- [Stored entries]
▼▼▼

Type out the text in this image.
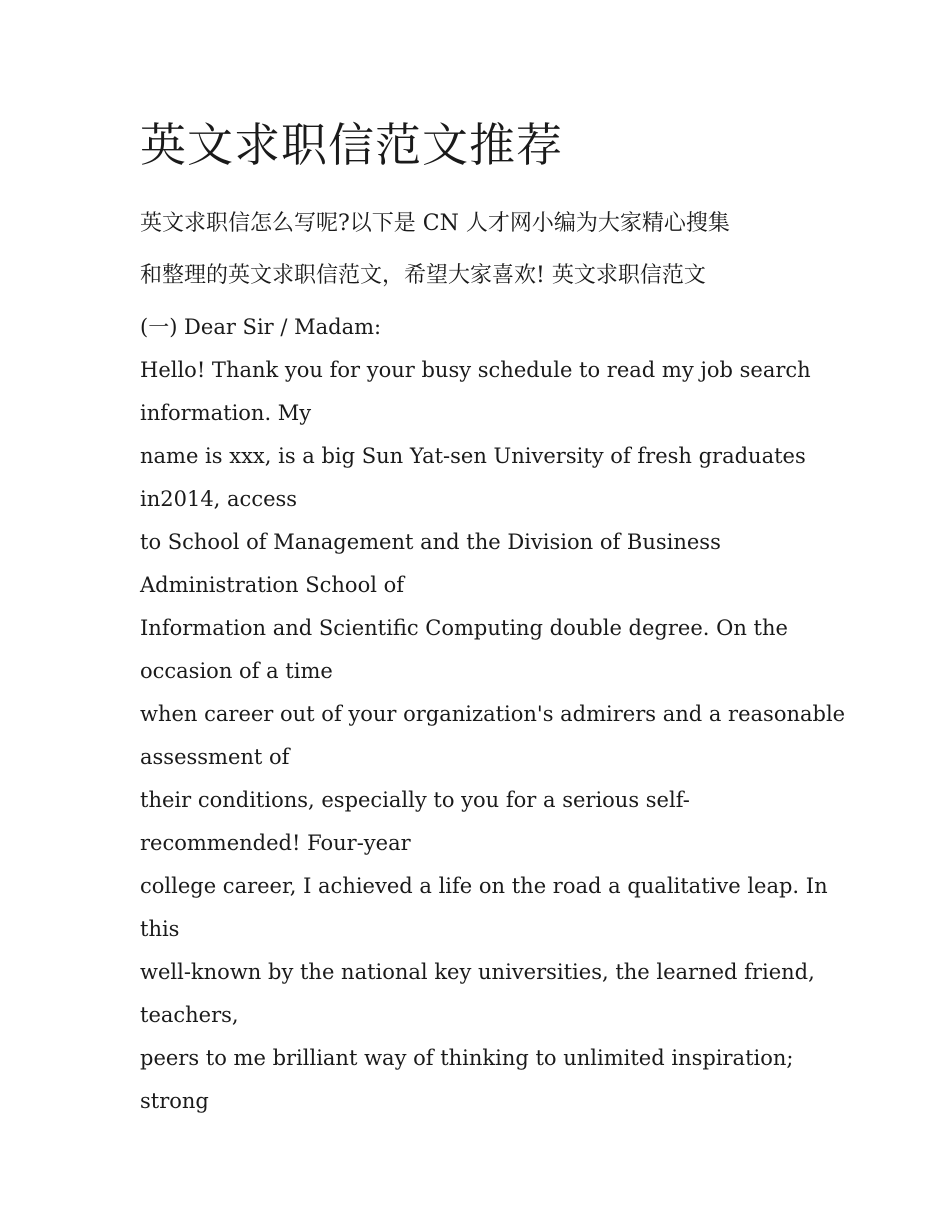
英文求职信范文推荐

英文求职信怎么写呢?以下是 CN 人才网小编为大家精心搜集

和整理的英文求职信范文，希望大家喜欢! 英文求职信范文

(一) Dear Sir / Madam:
Hello! Thank you for your busy schedule to read my job search
information. My
name is xxx, is a big Sun Yat-sen University of fresh graduates
in2014, access
to School of Management and the Division of Business
Administration School of
Information and Scientific Computing double degree. On the
occasion of a time
when career out of your organization's admirers and a reasonable
assessment of
their conditions, especially to you for a serious self-
recommended! Four-year
college career, I achieved a life on the road a qualitative leap. In
this
well-known by the national key universities, the learned friend,
teachers,
peers to me brilliant way of thinking to unlimited inspiration;
strong
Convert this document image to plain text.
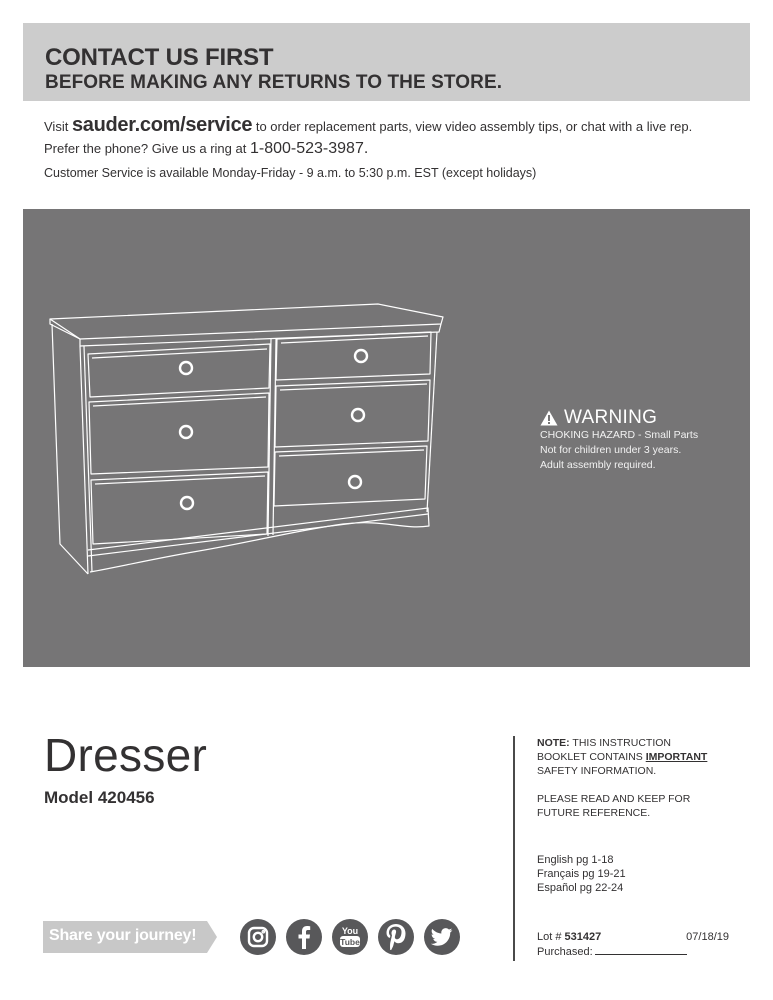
CONTACT US FIRST
BEFORE MAKING ANY RETURNS TO THE STORE.
Visit sauder.com/service to order replacement parts, view video assembly tips, or chat with a live rep.
Prefer the phone? Give us a ring at 1-800-523-3987.
Customer Service is available Monday-Friday - 9 a.m. to 5:30 p.m. EST (except holidays)
WARNING
CHOKING HAZARD - Small Parts
Not for children under 3 years.
Adult assembly required.
Dresser
Model 420456
NOTE: THIS INSTRUCTION
BOOKLET CONTAINS IMPORTANT
SAFETY INFORMATION.
PLEASE READ AND KEEP FOR
FUTURE REFERENCE.
English pg 1-18
Français pg 19-21
Español pg 22-24
Lot # 531427	07/18/19
Purchased:
Share your journey!	You
Tube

▲▲▲

- [GIVEN PROBLEM] From the entries, copy out each line containing the word "School".

- [COMPLETE RESPONSE]
to School of Management and the Division of Business
Administration School of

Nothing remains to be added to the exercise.